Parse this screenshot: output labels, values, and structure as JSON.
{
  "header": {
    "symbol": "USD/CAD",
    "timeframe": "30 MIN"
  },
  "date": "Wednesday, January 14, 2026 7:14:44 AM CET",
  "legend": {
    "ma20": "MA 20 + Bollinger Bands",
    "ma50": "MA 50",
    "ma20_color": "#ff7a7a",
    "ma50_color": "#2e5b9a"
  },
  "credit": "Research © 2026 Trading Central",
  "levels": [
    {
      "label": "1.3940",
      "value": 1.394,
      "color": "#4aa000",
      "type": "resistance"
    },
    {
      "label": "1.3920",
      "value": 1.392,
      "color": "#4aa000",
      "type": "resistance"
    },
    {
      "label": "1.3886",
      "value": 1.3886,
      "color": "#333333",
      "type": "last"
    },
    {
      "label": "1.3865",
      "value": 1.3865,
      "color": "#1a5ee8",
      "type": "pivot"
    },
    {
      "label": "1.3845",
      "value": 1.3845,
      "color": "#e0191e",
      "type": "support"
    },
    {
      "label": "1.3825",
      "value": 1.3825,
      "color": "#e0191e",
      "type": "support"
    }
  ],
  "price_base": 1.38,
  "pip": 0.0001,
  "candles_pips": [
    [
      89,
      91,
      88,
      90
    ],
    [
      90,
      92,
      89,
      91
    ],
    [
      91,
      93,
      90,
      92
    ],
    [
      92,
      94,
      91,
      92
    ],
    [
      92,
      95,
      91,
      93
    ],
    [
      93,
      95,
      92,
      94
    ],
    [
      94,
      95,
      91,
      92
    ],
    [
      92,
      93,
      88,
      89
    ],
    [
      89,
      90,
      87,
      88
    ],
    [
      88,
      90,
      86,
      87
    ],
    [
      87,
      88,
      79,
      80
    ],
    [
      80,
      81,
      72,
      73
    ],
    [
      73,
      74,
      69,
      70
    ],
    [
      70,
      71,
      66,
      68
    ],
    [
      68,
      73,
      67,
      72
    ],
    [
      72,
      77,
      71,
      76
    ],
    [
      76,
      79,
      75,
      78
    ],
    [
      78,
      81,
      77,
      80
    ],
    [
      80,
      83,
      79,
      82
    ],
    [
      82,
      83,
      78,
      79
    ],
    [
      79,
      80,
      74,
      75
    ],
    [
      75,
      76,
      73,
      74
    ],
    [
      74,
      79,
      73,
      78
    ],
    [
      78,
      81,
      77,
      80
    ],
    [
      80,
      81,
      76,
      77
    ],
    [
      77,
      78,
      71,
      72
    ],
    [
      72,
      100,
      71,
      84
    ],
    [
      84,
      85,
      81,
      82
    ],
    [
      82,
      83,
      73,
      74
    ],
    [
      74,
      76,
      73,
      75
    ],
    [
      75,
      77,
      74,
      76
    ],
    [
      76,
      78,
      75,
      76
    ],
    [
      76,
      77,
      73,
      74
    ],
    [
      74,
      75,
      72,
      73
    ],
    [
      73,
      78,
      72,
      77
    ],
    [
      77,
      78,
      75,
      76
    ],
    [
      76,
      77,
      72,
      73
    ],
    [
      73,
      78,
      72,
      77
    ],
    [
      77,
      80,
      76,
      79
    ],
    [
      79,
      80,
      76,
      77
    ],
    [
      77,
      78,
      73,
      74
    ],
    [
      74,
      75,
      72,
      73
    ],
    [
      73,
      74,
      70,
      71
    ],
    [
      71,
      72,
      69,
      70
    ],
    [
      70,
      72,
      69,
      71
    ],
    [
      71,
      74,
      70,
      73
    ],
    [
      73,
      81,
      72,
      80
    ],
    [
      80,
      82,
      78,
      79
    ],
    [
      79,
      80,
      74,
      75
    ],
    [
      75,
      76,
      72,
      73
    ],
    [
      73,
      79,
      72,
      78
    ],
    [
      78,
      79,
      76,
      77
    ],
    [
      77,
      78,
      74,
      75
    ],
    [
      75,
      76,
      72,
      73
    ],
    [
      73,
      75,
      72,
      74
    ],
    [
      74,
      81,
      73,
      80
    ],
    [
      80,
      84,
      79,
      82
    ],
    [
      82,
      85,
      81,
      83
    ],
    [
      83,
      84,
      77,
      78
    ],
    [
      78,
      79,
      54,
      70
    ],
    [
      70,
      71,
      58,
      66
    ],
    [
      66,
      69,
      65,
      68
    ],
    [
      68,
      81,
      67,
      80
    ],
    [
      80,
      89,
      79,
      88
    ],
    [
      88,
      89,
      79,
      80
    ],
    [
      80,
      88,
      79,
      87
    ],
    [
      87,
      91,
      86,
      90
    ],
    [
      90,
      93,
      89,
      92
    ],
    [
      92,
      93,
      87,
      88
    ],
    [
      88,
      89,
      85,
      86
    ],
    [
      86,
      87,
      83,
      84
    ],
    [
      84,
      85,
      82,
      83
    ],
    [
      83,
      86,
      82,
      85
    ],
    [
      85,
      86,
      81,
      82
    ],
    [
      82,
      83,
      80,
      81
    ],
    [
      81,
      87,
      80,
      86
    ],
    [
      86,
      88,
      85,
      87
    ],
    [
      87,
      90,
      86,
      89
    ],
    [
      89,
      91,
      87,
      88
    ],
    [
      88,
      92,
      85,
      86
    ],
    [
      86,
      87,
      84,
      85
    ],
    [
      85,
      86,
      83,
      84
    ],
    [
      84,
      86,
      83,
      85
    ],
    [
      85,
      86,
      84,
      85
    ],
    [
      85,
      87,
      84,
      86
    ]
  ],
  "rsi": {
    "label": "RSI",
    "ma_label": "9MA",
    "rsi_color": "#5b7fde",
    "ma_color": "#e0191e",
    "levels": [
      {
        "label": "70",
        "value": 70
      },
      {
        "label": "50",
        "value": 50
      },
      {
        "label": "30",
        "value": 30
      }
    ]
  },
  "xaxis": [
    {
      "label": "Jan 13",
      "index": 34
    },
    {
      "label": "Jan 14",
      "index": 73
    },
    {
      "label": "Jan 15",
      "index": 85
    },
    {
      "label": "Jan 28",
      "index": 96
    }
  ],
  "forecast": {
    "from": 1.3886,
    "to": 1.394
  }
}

────────────────

→ THE REQUEST
Each record should come back exactly as written.

→ PROBLEM SOLUTION
Parse this screenshot: output labels, values, and structure as JSON.
{
  "header": {
    "symbol": "USD/CAD",
    "timeframe": "30 MIN"
  },
  "date": "Wednesday, January 14, 2026 7:14:44 AM CET",
  "legend": {
    "ma20": "MA 20 + Bollinger Bands",
    "ma50": "MA 50",
    "ma20_color": "#ff7a7a",
    "ma50_color": "#2e5b9a"
  },
  "credit": "Research © 2026 Trading Central",
  "levels": [
    {
      "label": "1.3940",
      "value": 1.394,
      "color": "#4aa000",
      "type": "resistance"
    },
    {
      "label": "1.3920",
      "value": 1.392,
      "color": "#4aa000",
      "type": "resistance"
    },
    {
      "label": "1.3886",
      "value": 1.3886,
      "color": "#333333",
      "type": "last"
    },
    {
      "label": "1.3865",
      "value": 1.3865,
      "color": "#1a5ee8",
      "type": "pivot"
    },
    {
      "label": "1.3845",
      "value": 1.3845,
      "color": "#e0191e",
      "type": "support"
    },
    {
      "label": "1.3825",
      "value": 1.3825,
      "color": "#e0191e",
      "type": "support"
    }
  ],
  "price_base": 1.38,
  "pip": 0.0001,
  "candles_pips": [
    [
      89,
      91,
      88,
      90
    ],
    [
      90,
      92,
      89,
      91
    ],
    [
      91,
      93,
      90,
      92
    ],
    [
      92,
      94,
      91,
      92
    ],
    [
      92,
      95,
      91,
      93
    ],
    [
      93,
      95,
      92,
      94
    ],
    [
      94,
      95,
      91,
      92
    ],
    [
      92,
      93,
      88,
      89
    ],
    [
      89,
      90,
      87,
      88
    ],
    [
      88,
      90,
      86,
      87
    ],
    [
      87,
      88,
      79,
      80
    ],
    [
      80,
      81,
      72,
      73
    ],
    [
      73,
      74,
      69,
      70
    ],
    [
      70,
      71,
      66,
      68
    ],
    [
      68,
      73,
      67,
      72
    ],
    [
      72,
      77,
      71,
      76
    ],
    [
      76,
      79,
      75,
      78
    ],
    [
      78,
      81,
      77,
      80
    ],
    [
      80,
      83,
      79,
      82
    ],
    [
      82,
      83,
      78,
      79
    ],
    [
      79,
      80,
      74,
      75
    ],
    [
      75,
      76,
      73,
      74
    ],
    [
      74,
      79,
      73,
      78
    ],
    [
      78,
      81,
      77,
      80
    ],
    [
      80,
      81,
      76,
      77
    ],
    [
      77,
      78,
      71,
      72
    ],
    [
      72,
      100,
      71,
      84
    ],
    [
      84,
      85,
      81,
      82
    ],
    [
      82,
      83,
      73,
      74
    ],
    [
      74,
      76,
      73,
      75
    ],
    [
      75,
      77,
      74,
      76
    ],
    [
      76,
      78,
      75,
      76
    ],
    [
      76,
      77,
      73,
      74
    ],
    [
      74,
      75,
      72,
      73
    ],
    [
      73,
      78,
      72,
      77
    ],
    [
      77,
      78,
      75,
      76
    ],
    [
      76,
      77,
      72,
      73
    ],
    [
      73,
      78,
      72,
      77
    ],
    [
      77,
      80,
      76,
      79
    ],
    [
      79,
      80,
      76,
      77
    ],
    [
      77,
      78,
      73,
      74
    ],
    [
      74,
      75,
      72,
      73
    ],
    [
      73,
      74,
      70,
      71
    ],
    [
      71,
      72,
      69,
      70
    ],
    [
      70,
      72,
      69,
      71
    ],
    [
      71,
      74,
      70,
      73
    ],
    [
      73,
      81,
      72,
      80
    ],
    [
      80,
      82,
      78,
      79
    ],
    [
      79,
      80,
      74,
      75
    ],
    [
      75,
      76,
      72,
      73
    ],
    [
      73,
      79,
      72,
      78
    ],
    [
      78,
      79,
      76,
      77
    ],
    [
      77,
      78,
      74,
      75
    ],
    [
      75,
      76,
      72,
      73
    ],
    [
      73,
      75,
      72,
      74
    ],
    [
      74,
      81,
      73,
      80
    ],
    [
      80,
      84,
      79,
      82
    ],
    [
      82,
      85,
      81,
      83
    ],
    [
      83,
      84,
      77,
      78
    ],
    [
      78,
      79,
      54,
      70
    ],
    [
      70,
      71,
      58,
      66
    ],
    [
      66,
      69,
      65,
      68
    ],
    [
      68,
      81,
      67,
      80
    ],
    [
      80,
      89,
      79,
      88
    ],
    [
      88,
      89,
      79,
      80
    ],
    [
      80,
      88,
      79,
      87
    ],
    [
      87,
      91,
      86,
      90
    ],
    [
      90,
      93,
      89,
      92
    ],
    [
      92,
      93,
      87,
      88
    ],
    [
      88,
      89,
      85,
      86
    ],
    [
      86,
      87,
      83,
      84
    ],
    [
      84,
      85,
      82,
      83
    ],
    [
      83,
      86,
      82,
      85
    ],
    [
      85,
      86,
      81,
      82
    ],
    [
      82,
      83,
      80,
      81
    ],
    [
      81,
      87,
      80,
      86
    ],
    [
      86,
      88,
      85,
      87
    ],
    [
      87,
      90,
      86,
      89
    ],
    [
      89,
      91,
      87,
      88
    ],
    [
      88,
      92,
      85,
      86
    ],
    [
      86,
      87,
      84,
      85
    ],
    [
      85,
      86,
      83,
      84
    ],
    [
      84,
      86,
      83,
      85
    ],
    [
      85,
      86,
      84,
      85
    ],
    [
      85,
      87,
      84,
      86
    ]
  ],
  "rsi": {
    "label": "RSI",
    "ma_label": "9MA",
    "rsi_color": "#5b7fde",
    "ma_color": "#e0191e",
    "levels": [
      {
        "label": "70",
        "value": 70
      },
      {
        "label": "50",
        "value": 50
      },
      {
        "label": "30",
        "value": 30
      }
    ]
  },
  "xaxis": [
    {
      "label": "Jan 13",
      "index": 34
    },
    {
      "label": "Jan 14",
      "index": 73
    },
    {
      "label": "Jan 15",
      "index": 85
    },
    {
      "label": "Jan 28",
      "index": 96
    }
  ],
  "forecast": {
    "from": 1.3886,
    "to": 1.394
  }
}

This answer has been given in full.